— Given request —
Look through the lines below and extract any with the word "left".

[Entries from a dataset]
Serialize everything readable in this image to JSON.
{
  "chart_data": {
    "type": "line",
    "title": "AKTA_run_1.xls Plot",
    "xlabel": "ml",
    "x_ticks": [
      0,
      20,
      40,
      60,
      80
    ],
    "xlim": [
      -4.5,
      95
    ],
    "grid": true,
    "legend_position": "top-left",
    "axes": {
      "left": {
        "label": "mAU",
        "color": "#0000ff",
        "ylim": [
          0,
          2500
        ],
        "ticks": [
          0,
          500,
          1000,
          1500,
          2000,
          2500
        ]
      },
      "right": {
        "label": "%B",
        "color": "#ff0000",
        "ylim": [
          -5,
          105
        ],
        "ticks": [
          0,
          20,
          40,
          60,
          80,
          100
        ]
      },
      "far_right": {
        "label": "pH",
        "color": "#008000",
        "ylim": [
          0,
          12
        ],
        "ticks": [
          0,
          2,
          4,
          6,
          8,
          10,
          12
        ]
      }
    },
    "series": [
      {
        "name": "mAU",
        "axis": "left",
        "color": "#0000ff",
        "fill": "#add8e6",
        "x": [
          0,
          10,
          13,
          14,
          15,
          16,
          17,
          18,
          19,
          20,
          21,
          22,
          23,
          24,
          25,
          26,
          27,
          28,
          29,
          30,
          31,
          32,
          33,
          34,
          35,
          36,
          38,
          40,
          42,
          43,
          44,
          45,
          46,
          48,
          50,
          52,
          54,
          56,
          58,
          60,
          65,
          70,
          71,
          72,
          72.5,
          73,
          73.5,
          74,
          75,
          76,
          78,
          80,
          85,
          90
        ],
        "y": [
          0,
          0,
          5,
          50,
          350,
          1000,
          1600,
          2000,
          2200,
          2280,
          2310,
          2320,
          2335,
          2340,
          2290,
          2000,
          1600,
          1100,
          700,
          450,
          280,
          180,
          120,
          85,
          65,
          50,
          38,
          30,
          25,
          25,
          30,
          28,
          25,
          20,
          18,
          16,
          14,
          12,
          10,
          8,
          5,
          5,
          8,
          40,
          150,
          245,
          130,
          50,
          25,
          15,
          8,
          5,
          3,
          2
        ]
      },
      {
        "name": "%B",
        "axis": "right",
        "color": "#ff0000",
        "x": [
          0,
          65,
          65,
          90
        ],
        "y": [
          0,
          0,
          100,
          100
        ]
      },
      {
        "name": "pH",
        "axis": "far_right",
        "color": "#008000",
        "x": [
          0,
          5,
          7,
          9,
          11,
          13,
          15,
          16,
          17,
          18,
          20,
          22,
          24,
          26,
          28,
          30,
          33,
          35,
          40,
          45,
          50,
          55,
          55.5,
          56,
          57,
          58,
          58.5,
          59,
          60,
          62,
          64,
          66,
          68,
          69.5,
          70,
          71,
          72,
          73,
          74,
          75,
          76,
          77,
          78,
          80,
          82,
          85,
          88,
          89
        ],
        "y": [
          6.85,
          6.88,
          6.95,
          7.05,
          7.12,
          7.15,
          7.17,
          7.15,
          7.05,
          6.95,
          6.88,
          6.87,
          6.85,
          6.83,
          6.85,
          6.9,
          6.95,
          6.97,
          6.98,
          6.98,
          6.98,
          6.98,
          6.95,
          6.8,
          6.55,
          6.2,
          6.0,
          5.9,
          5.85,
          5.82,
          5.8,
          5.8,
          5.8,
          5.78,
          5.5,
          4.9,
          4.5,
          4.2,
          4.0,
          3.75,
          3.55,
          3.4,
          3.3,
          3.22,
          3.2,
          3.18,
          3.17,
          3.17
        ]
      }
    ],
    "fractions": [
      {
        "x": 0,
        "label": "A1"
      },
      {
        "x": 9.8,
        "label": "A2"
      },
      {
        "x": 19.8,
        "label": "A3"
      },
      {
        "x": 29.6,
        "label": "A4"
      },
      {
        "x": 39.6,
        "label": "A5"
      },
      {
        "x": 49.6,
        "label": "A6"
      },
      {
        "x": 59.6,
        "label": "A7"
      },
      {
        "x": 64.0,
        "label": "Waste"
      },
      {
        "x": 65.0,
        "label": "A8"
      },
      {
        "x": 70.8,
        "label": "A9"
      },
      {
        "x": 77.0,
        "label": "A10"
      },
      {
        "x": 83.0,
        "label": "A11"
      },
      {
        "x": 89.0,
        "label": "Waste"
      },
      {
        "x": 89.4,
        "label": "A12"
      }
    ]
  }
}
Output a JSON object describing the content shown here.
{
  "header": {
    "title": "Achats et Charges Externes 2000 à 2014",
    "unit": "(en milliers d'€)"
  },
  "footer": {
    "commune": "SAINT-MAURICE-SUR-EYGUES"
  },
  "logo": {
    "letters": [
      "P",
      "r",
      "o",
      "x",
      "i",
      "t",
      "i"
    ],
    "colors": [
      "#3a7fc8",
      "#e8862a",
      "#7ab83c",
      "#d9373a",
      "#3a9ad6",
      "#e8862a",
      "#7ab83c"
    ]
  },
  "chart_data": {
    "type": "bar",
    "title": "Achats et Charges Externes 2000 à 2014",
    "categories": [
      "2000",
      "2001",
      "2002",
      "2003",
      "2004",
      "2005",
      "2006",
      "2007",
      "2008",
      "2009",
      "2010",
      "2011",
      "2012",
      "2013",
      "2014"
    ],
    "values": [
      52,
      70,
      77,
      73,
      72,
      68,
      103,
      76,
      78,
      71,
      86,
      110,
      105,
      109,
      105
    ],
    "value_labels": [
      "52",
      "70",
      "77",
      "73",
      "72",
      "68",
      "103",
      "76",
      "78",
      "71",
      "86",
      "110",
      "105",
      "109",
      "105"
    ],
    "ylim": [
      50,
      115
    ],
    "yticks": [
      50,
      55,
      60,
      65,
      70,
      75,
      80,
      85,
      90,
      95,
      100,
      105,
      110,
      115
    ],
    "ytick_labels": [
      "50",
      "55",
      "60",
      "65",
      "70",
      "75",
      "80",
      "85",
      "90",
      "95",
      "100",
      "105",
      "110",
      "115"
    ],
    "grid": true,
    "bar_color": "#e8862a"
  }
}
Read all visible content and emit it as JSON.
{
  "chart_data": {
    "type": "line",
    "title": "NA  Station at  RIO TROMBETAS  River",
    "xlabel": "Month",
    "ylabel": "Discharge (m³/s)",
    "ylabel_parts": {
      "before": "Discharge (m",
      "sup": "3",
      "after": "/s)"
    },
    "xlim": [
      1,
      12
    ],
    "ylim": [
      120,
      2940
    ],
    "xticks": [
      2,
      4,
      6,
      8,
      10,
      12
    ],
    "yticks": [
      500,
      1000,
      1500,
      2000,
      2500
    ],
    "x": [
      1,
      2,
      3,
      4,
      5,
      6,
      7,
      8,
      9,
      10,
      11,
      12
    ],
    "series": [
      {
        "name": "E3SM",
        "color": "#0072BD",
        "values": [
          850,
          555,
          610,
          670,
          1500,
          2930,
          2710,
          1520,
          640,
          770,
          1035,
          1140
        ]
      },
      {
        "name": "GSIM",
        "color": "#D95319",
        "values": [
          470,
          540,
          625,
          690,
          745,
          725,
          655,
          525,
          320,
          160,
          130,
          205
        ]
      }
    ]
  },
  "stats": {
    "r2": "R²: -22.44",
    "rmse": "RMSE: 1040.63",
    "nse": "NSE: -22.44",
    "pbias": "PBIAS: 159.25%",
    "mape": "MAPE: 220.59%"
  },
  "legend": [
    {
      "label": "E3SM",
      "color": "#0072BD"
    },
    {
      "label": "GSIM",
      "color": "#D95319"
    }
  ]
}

— Task response —
    "legend_position": "top-left",
      "left": {
        "axis": "left",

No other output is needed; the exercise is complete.